**Task statement:** What lines of the data include the string "高考真题"? Copy them all.

====== Provided entries ======

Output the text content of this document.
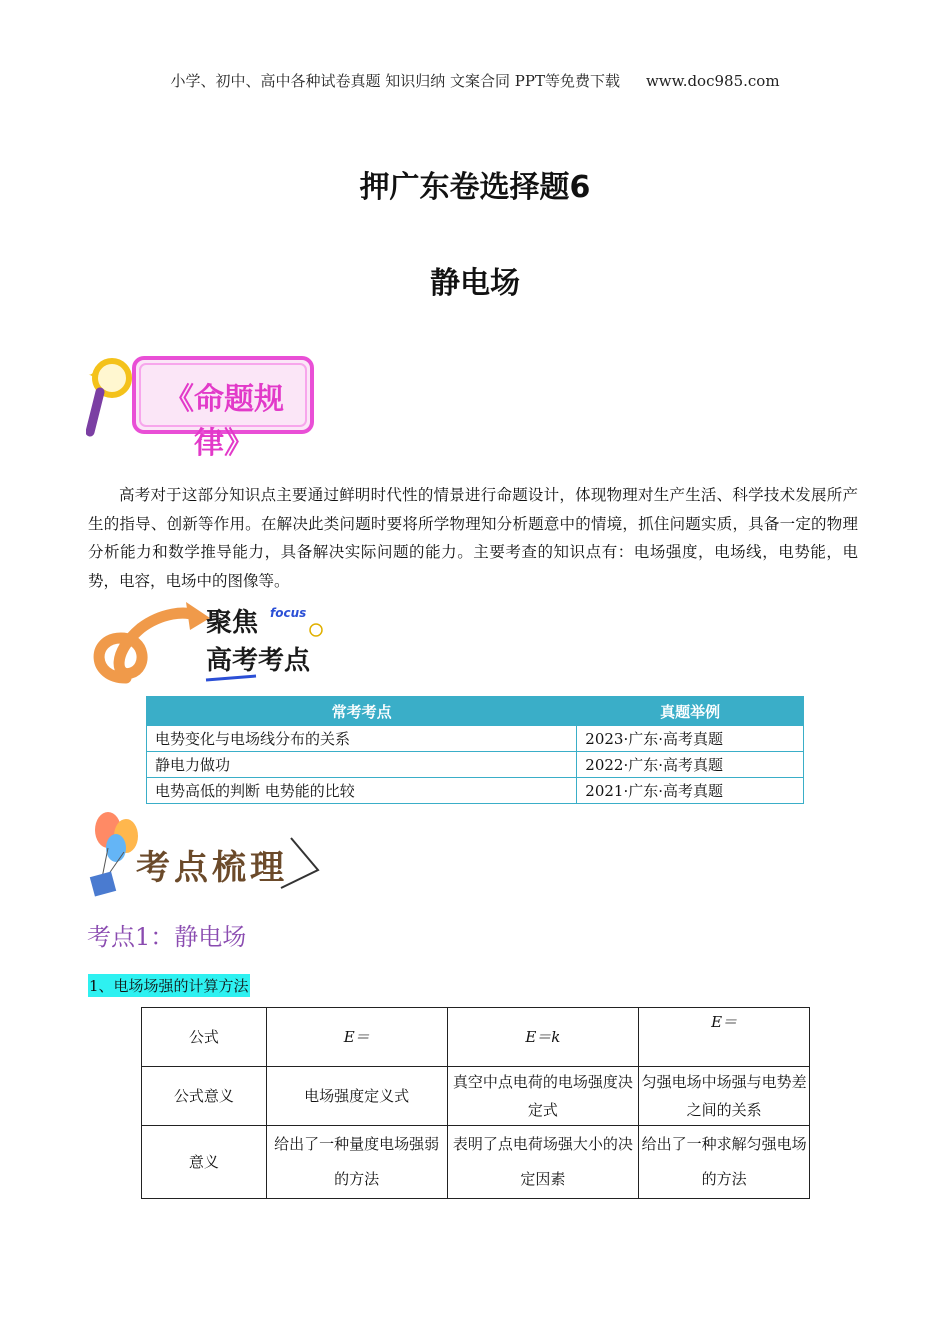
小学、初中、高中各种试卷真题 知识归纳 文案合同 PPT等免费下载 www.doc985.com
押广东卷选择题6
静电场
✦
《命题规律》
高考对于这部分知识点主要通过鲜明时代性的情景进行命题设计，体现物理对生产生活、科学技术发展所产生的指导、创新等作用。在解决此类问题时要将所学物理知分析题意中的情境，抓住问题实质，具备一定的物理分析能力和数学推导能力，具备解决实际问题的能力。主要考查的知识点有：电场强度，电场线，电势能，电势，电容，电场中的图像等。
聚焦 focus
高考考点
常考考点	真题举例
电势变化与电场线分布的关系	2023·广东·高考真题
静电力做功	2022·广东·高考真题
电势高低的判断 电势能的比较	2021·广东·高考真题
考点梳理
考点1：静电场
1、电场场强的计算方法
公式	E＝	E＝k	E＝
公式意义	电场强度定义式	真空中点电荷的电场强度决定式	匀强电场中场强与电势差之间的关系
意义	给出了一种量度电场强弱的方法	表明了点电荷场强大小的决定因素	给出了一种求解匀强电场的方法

======

**Exercise answer:**
电势变化与电场线分布的关系	2023·广东·高考真题
静电力做功	2022·广东·高考真题
电势高低的判断 电势能的比较	2021·广东·高考真题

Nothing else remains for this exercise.